» TASK REQUIREMENTS
Go through the lines below. Copy those with "content".

Start of EXERCISE MATERIALS

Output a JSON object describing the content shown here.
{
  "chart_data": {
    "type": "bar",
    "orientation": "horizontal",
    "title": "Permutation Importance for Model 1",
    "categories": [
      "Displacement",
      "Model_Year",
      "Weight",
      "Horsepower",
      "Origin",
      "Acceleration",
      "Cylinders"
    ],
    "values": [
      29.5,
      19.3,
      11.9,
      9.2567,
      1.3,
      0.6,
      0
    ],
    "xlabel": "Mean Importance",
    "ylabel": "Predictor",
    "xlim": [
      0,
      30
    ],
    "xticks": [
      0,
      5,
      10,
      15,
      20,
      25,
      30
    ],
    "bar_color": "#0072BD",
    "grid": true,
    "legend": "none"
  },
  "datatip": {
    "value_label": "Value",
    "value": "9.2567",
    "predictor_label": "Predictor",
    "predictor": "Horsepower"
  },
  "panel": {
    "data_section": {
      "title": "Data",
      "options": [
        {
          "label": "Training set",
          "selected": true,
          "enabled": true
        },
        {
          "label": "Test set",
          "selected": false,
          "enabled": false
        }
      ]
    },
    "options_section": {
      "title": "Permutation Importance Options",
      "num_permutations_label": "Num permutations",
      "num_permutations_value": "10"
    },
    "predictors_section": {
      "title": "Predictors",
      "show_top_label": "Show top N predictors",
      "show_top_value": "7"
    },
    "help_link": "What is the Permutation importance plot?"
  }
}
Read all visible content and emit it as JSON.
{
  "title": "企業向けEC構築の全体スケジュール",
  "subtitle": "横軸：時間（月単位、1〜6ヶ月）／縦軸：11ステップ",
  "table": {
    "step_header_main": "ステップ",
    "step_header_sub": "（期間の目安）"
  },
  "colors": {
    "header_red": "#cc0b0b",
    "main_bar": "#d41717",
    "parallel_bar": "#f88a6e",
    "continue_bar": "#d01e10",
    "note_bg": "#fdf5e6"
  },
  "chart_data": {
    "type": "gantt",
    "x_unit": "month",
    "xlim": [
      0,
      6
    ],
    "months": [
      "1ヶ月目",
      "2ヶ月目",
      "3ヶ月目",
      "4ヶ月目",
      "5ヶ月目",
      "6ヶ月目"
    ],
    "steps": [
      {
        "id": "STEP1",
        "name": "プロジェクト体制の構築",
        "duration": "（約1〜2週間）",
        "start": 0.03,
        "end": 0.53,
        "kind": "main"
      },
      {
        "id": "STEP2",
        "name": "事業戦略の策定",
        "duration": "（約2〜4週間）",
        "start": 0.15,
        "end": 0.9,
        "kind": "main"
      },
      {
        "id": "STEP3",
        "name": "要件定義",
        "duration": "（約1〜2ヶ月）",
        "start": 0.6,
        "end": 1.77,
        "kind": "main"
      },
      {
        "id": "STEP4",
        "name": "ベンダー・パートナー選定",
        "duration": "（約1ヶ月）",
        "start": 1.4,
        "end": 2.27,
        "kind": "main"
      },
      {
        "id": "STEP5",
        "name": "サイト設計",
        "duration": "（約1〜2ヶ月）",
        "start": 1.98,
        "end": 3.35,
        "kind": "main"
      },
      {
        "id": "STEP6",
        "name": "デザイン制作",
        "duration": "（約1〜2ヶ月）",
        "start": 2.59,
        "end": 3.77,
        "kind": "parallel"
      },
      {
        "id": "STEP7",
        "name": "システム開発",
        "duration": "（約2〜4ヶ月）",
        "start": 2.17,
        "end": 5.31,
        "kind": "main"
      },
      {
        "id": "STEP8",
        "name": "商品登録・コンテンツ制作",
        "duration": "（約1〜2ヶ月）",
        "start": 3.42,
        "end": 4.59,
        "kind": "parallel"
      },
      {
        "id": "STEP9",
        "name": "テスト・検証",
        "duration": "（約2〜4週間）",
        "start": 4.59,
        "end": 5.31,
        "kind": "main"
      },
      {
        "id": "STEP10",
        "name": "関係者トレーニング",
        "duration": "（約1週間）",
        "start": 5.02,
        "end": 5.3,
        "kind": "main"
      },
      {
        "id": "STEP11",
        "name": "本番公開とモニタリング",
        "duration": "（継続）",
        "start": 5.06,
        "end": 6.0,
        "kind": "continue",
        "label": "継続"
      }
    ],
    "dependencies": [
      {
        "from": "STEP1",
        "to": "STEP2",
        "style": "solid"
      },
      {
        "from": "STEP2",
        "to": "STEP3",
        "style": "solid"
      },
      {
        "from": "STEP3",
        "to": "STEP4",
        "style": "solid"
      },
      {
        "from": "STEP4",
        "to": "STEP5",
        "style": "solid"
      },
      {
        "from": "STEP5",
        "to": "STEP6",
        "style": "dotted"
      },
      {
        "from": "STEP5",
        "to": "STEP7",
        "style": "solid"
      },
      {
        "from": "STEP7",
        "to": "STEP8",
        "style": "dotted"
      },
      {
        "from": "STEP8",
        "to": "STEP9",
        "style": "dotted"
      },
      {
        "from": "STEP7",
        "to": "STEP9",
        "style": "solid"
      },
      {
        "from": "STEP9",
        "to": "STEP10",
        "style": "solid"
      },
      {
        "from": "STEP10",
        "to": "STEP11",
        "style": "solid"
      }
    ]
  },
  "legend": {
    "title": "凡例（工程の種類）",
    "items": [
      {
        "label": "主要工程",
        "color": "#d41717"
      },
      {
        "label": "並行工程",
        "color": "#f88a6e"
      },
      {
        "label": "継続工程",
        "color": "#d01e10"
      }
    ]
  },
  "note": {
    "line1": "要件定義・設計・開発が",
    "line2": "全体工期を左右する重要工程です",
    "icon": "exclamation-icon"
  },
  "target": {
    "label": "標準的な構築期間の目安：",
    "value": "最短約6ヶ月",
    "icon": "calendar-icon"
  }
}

End of EXERCISE MATERIALS

» SOLUTION FOR THIS PROBLEM
Output a JSON object describing the content shown here.
Read all visible content and emit it as JSON.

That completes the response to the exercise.